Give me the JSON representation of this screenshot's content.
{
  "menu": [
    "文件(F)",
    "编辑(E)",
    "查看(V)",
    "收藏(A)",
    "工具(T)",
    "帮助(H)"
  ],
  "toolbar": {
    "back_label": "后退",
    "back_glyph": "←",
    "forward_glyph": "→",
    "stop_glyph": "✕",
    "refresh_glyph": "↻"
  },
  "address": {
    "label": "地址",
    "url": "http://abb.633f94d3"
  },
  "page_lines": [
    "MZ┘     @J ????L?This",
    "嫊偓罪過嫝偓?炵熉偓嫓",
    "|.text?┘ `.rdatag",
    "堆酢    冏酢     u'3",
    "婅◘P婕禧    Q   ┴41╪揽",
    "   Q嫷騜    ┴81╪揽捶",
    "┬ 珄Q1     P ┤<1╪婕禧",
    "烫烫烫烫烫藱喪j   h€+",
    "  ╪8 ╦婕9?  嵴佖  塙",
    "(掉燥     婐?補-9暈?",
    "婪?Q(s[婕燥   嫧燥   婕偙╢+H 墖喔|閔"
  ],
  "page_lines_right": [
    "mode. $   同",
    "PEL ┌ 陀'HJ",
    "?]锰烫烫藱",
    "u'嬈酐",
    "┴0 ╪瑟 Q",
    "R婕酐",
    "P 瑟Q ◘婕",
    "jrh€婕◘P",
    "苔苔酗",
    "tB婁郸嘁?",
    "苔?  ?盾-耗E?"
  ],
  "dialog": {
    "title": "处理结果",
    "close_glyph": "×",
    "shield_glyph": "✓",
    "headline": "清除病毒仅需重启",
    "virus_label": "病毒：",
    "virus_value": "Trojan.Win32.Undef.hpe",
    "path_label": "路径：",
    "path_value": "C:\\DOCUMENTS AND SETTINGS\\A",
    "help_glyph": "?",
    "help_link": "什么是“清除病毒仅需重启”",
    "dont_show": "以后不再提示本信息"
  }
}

Task goal:
Set down all of the data above again, exactly.

Reply:
Give me the JSON representation of this screenshot's content.
{
  "menu": [
    "文件(F)",
    "编辑(E)",
    "查看(V)",
    "收藏(A)",
    "工具(T)",
    "帮助(H)"
  ],
  "toolbar": {
    "back_label": "后退",
    "back_glyph": "←",
    "forward_glyph": "→",
    "stop_glyph": "✕",
    "refresh_glyph": "↻"
  },
  "address": {
    "label": "地址",
    "url": "http://abb.633f94d3"
  },
  "page_lines": [
    "MZ┘     @J ????L?This",
    "嫊偓罪過嫝偓?炵熉偓嫓",
    "|.text?┘ `.rdatag",
    "堆酢    冏酢     u'3",
    "婅◘P婕禧    Q   ┴41╪揽",
    "   Q嫷騜    ┴81╪揽捶",
    "┬ 珄Q1     P ┤<1╪婕禧",
    "烫烫烫烫烫藱喪j   h€+",
    "  ╪8 ╦婕9?  嵴佖  塙",
    "(掉燥     婐?補-9暈?",
    "婪?Q(s[婕燥   嫧燥   婕偙╢+H 墖喔|閔"
  ],
  "page_lines_right": [
    "mode. $   同",
    "PEL ┌ 陀'HJ",
    "?]锰烫烫藱",
    "u'嬈酐",
    "┴0 ╪瑟 Q",
    "R婕酐",
    "P 瑟Q ◘婕",
    "jrh€婕◘P",
    "苔苔酗",
    "tB婁郸嘁?",
    "苔?  ?盾-耗E?"
  ],
  "dialog": {
    "title": "处理结果",
    "close_glyph": "×",
    "shield_glyph": "✓",
    "headline": "清除病毒仅需重启",
    "virus_label": "病毒：",
    "virus_value": "Trojan.Win32.Undef.hpe",
    "path_label": "路径：",
    "path_value": "C:\\DOCUMENTS AND SETTINGS\\A",
    "help_glyph": "?",
    "help_link": "什么是“清除病毒仅需重启”",
    "dont_show": "以后不再提示本信息"
  }
}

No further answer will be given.